#### [Records to process]
○ ○ ○ ○ ○ ○ ○
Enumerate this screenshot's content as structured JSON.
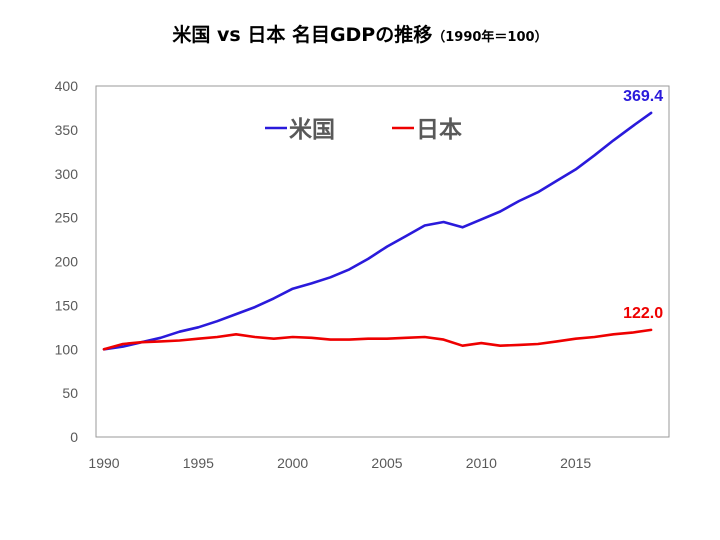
{
  "title": "米国 vs 日本 名目GDPの推移",
  "subtitle": "（1990年＝100）",
  "chart_data": {
    "type": "line",
    "title": "米国 vs 日本 名目GDPの推移",
    "subtitle": "（1990年＝100）",
    "xlabel": "",
    "ylabel": "",
    "xlim": [
      1990,
      2019
    ],
    "ylim": [
      0,
      400
    ],
    "x_ticks": [
      1990,
      1995,
      2000,
      2005,
      2010,
      2015
    ],
    "y_ticks": [
      0,
      50,
      100,
      150,
      200,
      250,
      300,
      350,
      400
    ],
    "grid": false,
    "legend_position": "top-center",
    "x": [
      1990,
      1991,
      1992,
      1993,
      1994,
      1995,
      1996,
      1997,
      1998,
      1999,
      2000,
      2001,
      2002,
      2003,
      2004,
      2005,
      2006,
      2007,
      2008,
      2009,
      2010,
      2011,
      2012,
      2013,
      2014,
      2015,
      2016,
      2017,
      2018,
      2019
    ],
    "series": [
      {
        "name": "米国",
        "color": "#2a1adb",
        "values": [
          100,
          103,
          108,
          113,
          120,
          125,
          132,
          140,
          148,
          158,
          169,
          175,
          182,
          191,
          203,
          217,
          229,
          241,
          245,
          239,
          248,
          257,
          269,
          279,
          292,
          305,
          321,
          338,
          354,
          369.4
        ],
        "end_label": "369.4"
      },
      {
        "name": "日本",
        "color": "#ee0000",
        "values": [
          100,
          106,
          108,
          109,
          110,
          112,
          114,
          117,
          114,
          112,
          114,
          113,
          111,
          111,
          112,
          112,
          113,
          114,
          111,
          104,
          107,
          104,
          105,
          106,
          109,
          112,
          114,
          117,
          119,
          122.0
        ],
        "end_label": "122.0"
      }
    ]
  }
}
○ ○ ○ ○ ○ ○ ○
#### [Goal of the exercise]
Leave out all images, then reproduce the entries above exactly.

#### [Solution to the problem]
Enumerate this screenshot's content as structured JSON.
{
  "title": "米国 vs 日本 名目GDPの推移",
  "subtitle": "（1990年＝100）",
  "chart_data": {
    "type": "line",
    "title": "米国 vs 日本 名目GDPの推移",
    "subtitle": "（1990年＝100）",
    "xlabel": "",
    "ylabel": "",
    "xlim": [
      1990,
      2019
    ],
    "ylim": [
      0,
      400
    ],
    "x_ticks": [
      1990,
      1995,
      2000,
      2005,
      2010,
      2015
    ],
    "y_ticks": [
      0,
      50,
      100,
      150,
      200,
      250,
      300,
      350,
      400
    ],
    "grid": false,
    "legend_position": "top-center",
    "x": [
      1990,
      1991,
      1992,
      1993,
      1994,
      1995,
      1996,
      1997,
      1998,
      1999,
      2000,
      2001,
      2002,
      2003,
      2004,
      2005,
      2006,
      2007,
      2008,
      2009,
      2010,
      2011,
      2012,
      2013,
      2014,
      2015,
      2016,
      2017,
      2018,
      2019
    ],
    "series": [
      {
        "name": "米国",
        "color": "#2a1adb",
        "values": [
          100,
          103,
          108,
          113,
          120,
          125,
          132,
          140,
          148,
          158,
          169,
          175,
          182,
          191,
          203,
          217,
          229,
          241,
          245,
          239,
          248,
          257,
          269,
          279,
          292,
          305,
          321,
          338,
          354,
          369.4
        ],
        "end_label": "369.4"
      },
      {
        "name": "日本",
        "color": "#ee0000",
        "values": [
          100,
          106,
          108,
          109,
          110,
          112,
          114,
          117,
          114,
          112,
          114,
          113,
          111,
          111,
          112,
          112,
          113,
          114,
          111,
          104,
          107,
          104,
          105,
          106,
          109,
          112,
          114,
          117,
          119,
          122.0
        ],
        "end_label": "122.0"
      }
    ]
  }
}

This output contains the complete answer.